● Task prompt: Output every line of the entries below as a Markdown table with the columns Row and Line, numbering the rows in order and leaving out any blank lines.

[Entries with labeled boxes]
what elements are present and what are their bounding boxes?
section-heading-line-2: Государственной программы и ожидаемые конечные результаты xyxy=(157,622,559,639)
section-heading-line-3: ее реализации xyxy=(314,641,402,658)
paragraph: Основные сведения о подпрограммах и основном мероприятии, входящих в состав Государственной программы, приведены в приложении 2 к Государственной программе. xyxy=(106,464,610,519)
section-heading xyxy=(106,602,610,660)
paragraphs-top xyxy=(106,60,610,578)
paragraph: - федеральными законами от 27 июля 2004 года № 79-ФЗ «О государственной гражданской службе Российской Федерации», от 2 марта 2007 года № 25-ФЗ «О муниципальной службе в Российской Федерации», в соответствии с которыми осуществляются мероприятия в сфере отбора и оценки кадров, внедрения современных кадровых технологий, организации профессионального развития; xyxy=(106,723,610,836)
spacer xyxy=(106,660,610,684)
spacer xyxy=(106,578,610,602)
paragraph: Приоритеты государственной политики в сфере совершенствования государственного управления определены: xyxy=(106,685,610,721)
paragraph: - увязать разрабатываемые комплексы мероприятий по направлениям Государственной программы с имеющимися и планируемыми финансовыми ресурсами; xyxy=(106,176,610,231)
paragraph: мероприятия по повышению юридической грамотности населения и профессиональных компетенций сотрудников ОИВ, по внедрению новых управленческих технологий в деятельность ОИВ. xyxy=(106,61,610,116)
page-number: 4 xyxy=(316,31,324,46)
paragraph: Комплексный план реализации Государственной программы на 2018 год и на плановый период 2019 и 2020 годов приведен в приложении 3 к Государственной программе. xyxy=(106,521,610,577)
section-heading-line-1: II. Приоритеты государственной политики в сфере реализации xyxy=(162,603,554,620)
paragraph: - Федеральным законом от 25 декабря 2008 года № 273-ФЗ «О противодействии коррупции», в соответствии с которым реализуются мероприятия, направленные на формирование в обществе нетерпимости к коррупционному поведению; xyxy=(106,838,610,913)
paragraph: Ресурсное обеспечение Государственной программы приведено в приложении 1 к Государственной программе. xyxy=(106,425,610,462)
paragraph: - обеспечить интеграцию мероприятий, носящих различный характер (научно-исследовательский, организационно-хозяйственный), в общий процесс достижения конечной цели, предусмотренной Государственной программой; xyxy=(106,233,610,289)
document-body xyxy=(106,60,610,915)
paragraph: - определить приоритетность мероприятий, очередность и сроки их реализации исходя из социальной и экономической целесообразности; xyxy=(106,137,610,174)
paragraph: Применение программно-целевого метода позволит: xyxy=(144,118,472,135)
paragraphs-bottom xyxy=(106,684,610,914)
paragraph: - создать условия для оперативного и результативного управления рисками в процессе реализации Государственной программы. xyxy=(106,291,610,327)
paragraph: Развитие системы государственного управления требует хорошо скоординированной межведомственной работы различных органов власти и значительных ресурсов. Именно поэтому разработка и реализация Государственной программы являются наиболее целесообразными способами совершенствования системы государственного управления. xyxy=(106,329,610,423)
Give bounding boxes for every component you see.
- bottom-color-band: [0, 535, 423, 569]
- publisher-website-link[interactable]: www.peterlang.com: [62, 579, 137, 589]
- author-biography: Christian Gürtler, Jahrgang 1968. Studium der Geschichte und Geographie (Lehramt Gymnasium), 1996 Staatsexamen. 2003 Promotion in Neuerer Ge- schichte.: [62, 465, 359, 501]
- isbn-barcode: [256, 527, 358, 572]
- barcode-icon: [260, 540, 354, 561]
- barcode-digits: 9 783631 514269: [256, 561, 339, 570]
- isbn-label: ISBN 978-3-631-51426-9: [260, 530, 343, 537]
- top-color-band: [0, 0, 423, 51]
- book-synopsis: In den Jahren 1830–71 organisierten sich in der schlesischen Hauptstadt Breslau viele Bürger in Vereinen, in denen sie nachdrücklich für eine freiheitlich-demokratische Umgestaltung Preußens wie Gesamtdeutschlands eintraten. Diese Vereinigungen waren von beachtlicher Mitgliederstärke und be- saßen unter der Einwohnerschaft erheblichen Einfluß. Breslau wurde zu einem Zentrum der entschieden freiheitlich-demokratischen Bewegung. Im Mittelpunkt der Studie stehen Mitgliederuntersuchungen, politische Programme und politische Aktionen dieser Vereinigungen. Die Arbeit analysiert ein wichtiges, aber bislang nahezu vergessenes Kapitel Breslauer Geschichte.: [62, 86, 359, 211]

● Written solution:
| Row | Line |
|---|---|
| 1 | what elements are present and what are their bounding boxes? |
| 2 | section-heading-line-2: Государственной программы и ожидаемые конечные результаты xyxy=(157,622,559,639) |
| 3 | section-heading-line-3: ее реализации xyxy=(314,641,402,658) |
| 4 | paragraph: Основные сведения о подпрограммах и основном мероприятии, входящих в состав Государственной программы, приведены в приложении 2 к Государственной программе. xyxy=(106,464,610,519) |
| 5 | section-heading xyxy=(106,602,610,660) |
| 6 | paragraphs-top xyxy=(106,60,610,578) |
| 7 | paragraph: - федеральными законами от 27 июля 2004 года № 79-ФЗ «О государственной гражданской службе Российской Федерации», от 2 марта 2007 года № 25-ФЗ «О муниципальной службе в Российской Федерации», в соответствии с которыми осуществляются мероприятия в сфере отбора и оценки кадров, внедрения современных кадровых технологий, организации профессионального развития; xyxy=(106,723,610,836) |
| 8 | spacer xyxy=(106,660,610,684) |
| 9 | spacer xyxy=(106,578,610,602) |
| 10 | paragraph: Приоритеты государственной политики в сфере совершенствования государственного управления определены: xyxy=(106,685,610,721) |
| 11 | paragraph: - увязать разрабатываемые комплексы мероприятий по направлениям Государственной программы с имеющимися и планируемыми финансовыми ресурсами; xyxy=(106,176,610,231) |
| 12 | paragraph: мероприятия по повышению юридической грамотности населения и профессиональных компетенций сотрудников ОИВ, по внедрению новых управленческих технологий в деятельность ОИВ. xyxy=(106,61,610,116) |
| 13 | page-number: 4 xyxy=(316,31,324,46) |
| 14 | paragraph: Комплексный план реализации Государственной программы на 2018 год и на плановый период 2019 и 2020 годов приведен в приложении 3 к Государственной программе. xyxy=(106,521,610,577) |
| 15 | section-heading-line-1: II. Приоритеты государственной политики в сфере реализации xyxy=(162,603,554,620) |
| 16 | paragraph: - Федеральным законом от 25 декабря 2008 года № 273-ФЗ «О противодействии коррупции», в соответствии с которым реализуются мероприятия, направленные на формирование в обществе нетерпимости к коррупционному поведению; xyxy=(106,838,610,913) |
| 17 | paragraph: Ресурсное обеспечение Государственной программы приведено в приложении 1 к Государственной программе. xyxy=(106,425,610,462) |
| 18 | paragraph: - обеспечить интеграцию мероприятий, носящих различный характер (научно-исследовательский, организационно-хозяйственный), в общий процесс достижения конечной цели, предусмотренной Государственной программой; xyxy=(106,233,610,289) |
| 19 | document-body xyxy=(106,60,610,915) |
| 20 | paragraph: - определить приоритетность мероприятий, очередность и сроки их реализации исходя из социальной и экономической целесообразности; xyxy=(106,137,610,174) |
| 21 | paragraph: Применение программно-целевого метода позволит: xyxy=(144,118,472,135) |
| 22 | paragraphs-bottom xyxy=(106,684,610,914) |
| 23 | paragraph: - создать условия для оперативного и результативного управления рисками в процессе реализации Государственной программы. xyxy=(106,291,610,327) |
| 24 | paragraph: Развитие системы государственного управления требует хорошо скоординированной межведомственной работы различных органов власти и значительных ресурсов. Именно поэтому разработка и реализация Государственной программы являются наиболее целесообразными способами совершенствования системы государственного управления. xyxy=(106,329,610,423) |
| 25 | Give bounding boxes for every component you see. |
| 26 | - bottom-color-band: [0, 535, 423, 569] |
| 27 | - publisher-website-link[interactable]: www.peterlang.com: [62, 579, 137, 589] |
| 28 | - author-biography: Christian Gürtler, Jahrgang 1968. Studium der Geschichte und Geographie (Lehramt Gymnasium), 1996 Staatsexamen. 2003 Promotion in Neuerer Ge- schichte.: [62, 465, 359, 501] |
| 29 | - isbn-barcode: [256, 527, 358, 572] |
| 30 | - barcode-icon: [260, 540, 354, 561] |
| 31 | - barcode-digits: 9 783631 514269: [256, 561, 339, 570] |
| 32 | - isbn-label: ISBN 978-3-631-51426-9: [260, 530, 343, 537] |
| 33 | - top-color-band: [0, 0, 423, 51] |
| 34 | - book-synopsis: In den Jahren 1830–71 organisierten sich in der schlesischen Hauptstadt Breslau viele Bürger in Vereinen, in denen sie nachdrücklich für eine freiheitlich-demokratische Umgestaltung Preußens wie Gesamtdeutschlands eintraten. Diese Vereinigungen waren von beachtlicher Mitgliederstärke und be- saßen unter der Einwohnerschaft erheblichen Einfluß. Breslau wurde zu einem Zentrum der entschieden freiheitlich-demokratischen Bewegung. Im Mittelpunkt der Studie stehen Mitgliederuntersuchungen, politische Programme und politische Aktionen dieser Vereinigungen. Die Arbeit analysiert ein wichtiges, aber bislang nahezu vergessenes Kapitel Breslauer Geschichte.: [62, 86, 359, 211] |